Trecho da página:
Folha de S. Paulo
Investidas no Caribe e Colômbia sob pretexto
de enfrentar 'narcoterrorismo' contrariam regras internacionais
Autocrata da Casa Branca é figura tóxica que inferniza o mundo com sua hiperatividade imperial infantil e egocêntrica
Os ataques contra embarcações que o presidente dos EUA, Donald Trump, tem
autorizado na costa da América do Sul devem ser considerados, à luz das
normas internacionais, como assassinatos. O presidente do que já foi
a maior democracia do mundo elimina pessoas que não representam ameaça, não
pertencem a forças armadas de nações em guerra contra seu país e não podem se
defender.
O autocrata da direita populista dispensa provas, julgamentos e qualquer contraditório. É uma intimidação aos governos da Colômbia e da Venezuela, tidos como contrários aos interesses americanos, e uma tentativa de interferência política na região.

Tarefas do exercício:
[1] Resuma em duas frases o texto acima sobre os ataques dos EUA a embarcações.
[2] Siga escrevendo o texto sobre os ataques dos EUA a embarcações a partir do ponto em que ele termina.

Dados fornecidos:
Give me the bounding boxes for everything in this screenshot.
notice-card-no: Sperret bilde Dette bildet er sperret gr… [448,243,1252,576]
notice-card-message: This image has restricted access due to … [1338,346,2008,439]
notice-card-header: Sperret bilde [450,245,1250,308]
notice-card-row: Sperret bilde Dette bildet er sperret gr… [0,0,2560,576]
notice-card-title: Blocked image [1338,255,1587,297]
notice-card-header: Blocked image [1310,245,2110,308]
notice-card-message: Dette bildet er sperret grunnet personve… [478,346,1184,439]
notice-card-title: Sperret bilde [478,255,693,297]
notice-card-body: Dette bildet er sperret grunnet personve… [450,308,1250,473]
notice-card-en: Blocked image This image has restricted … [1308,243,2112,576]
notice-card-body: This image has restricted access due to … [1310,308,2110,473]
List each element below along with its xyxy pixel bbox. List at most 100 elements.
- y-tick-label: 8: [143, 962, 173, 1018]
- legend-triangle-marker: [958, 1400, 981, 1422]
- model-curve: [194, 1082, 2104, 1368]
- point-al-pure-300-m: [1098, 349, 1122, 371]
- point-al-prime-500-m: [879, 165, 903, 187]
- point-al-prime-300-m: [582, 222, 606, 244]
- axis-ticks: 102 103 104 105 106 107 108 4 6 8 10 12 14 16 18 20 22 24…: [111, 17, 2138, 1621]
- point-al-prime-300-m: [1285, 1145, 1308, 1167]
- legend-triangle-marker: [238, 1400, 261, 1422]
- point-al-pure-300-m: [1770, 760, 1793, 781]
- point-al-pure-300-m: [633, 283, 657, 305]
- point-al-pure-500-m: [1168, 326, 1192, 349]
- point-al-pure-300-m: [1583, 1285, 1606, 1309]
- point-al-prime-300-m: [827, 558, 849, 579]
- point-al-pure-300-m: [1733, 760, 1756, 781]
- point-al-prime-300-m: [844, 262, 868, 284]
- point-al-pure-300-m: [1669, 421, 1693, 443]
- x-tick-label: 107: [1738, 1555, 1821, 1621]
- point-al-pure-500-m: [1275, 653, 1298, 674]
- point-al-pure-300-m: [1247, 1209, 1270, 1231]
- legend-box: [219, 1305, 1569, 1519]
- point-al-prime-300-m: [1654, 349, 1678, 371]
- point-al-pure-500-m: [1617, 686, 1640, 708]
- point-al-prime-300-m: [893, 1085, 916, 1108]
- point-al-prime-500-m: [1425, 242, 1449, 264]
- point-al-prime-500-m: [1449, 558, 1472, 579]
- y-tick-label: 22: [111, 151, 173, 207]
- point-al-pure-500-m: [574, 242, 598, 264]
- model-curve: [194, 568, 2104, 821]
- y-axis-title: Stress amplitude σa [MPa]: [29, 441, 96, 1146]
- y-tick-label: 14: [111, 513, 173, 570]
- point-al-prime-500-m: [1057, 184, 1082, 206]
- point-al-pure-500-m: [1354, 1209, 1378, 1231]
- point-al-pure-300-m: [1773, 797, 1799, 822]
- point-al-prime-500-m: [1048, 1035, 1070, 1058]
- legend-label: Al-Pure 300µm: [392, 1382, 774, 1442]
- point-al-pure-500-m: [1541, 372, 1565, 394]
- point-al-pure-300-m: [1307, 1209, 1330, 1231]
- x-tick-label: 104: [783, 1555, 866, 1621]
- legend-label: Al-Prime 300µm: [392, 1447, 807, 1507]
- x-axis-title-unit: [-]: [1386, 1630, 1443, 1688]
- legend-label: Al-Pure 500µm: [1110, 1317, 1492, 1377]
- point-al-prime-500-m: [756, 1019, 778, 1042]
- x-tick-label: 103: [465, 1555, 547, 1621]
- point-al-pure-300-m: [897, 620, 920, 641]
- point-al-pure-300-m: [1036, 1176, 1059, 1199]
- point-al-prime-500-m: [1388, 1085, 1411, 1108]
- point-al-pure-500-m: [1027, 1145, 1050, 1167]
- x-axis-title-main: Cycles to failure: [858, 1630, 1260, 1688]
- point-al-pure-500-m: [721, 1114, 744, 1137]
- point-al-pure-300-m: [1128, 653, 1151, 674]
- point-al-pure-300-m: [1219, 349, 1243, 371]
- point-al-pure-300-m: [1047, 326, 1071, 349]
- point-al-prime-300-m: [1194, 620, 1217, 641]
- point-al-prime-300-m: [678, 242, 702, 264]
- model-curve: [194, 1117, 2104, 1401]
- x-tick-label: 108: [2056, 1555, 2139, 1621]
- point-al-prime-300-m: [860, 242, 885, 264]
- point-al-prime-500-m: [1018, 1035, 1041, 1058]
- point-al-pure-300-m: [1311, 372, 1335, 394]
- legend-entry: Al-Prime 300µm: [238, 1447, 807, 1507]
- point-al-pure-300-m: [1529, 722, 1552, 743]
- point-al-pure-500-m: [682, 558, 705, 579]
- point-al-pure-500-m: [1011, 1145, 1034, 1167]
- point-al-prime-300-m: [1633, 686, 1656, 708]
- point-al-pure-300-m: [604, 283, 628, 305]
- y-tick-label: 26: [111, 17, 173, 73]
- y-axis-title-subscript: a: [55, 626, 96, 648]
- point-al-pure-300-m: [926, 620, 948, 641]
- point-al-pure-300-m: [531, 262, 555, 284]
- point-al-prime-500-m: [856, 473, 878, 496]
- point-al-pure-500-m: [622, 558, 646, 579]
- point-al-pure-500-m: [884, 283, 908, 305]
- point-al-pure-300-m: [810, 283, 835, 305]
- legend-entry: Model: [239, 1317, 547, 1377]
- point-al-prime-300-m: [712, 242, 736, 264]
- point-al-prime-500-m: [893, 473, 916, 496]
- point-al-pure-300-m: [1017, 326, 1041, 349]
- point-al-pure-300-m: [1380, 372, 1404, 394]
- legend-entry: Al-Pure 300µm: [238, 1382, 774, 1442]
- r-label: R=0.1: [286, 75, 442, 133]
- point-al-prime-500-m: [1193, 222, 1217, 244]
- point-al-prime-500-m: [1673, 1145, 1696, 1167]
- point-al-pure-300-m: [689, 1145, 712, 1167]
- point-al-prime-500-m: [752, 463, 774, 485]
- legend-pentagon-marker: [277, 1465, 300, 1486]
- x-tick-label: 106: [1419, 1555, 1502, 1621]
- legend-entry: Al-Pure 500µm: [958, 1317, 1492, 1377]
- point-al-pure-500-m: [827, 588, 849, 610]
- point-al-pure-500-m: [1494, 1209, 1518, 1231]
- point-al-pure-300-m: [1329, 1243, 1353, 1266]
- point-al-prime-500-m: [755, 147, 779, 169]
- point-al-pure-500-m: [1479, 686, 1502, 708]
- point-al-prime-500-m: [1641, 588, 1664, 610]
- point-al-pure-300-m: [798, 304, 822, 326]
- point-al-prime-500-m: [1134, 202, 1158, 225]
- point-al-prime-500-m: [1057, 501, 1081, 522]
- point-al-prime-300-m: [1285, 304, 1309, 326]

Resultados finais:
[1] Segundo as normas internacionais, os ataques a embarcações que Donald Trump vem autorizando na costa da América do Sul devem ser considerados assassinatos, já que matam pessoas que não representam ameaça, não pertencem a forças armadas em guerra contra os EUA e não podem se defender. Feitos sem provas, julgamentos ou contraditório, esses ataques intimidam os governos da Colômbia e da Venezuela e tentam interferir na política da região.

[2]
A Colômbia é uma democracia, ora com um
governante, Gustavo Petro,
à esquerda, que mantém boas relações comerciais e tem colaborado com os EUA com
informações sobre o tráfico de drogas. "Ah, mas a Venezuela é
uma ditadura." Sim, mas a Arábia Saudita também, e sempre paparicada
por Tio Sam, conhecido apoiador de golpes de Estado, para não mencionar as
autocracias que Trump admira vivamente.
Não basta que um país seja considerado uma
ditadura para que se torne legítimo executar sumariamente seus cidadãos. É
mentirosa, além disso, de modo quase cômico, a versão de que o consumo de
cocaína dos norte-americanos —a América é a maior nisso— seja provido por esses
pequenos barcos mostrados na TV em espetáculos macabros, estetizados em
explosões de videogames. Sabe-se que o México é o principal caminho, como
também que o business da droga envolve estruturas poderosas, figurões ligados à
política, corrupção e operações de bilhões de dólares.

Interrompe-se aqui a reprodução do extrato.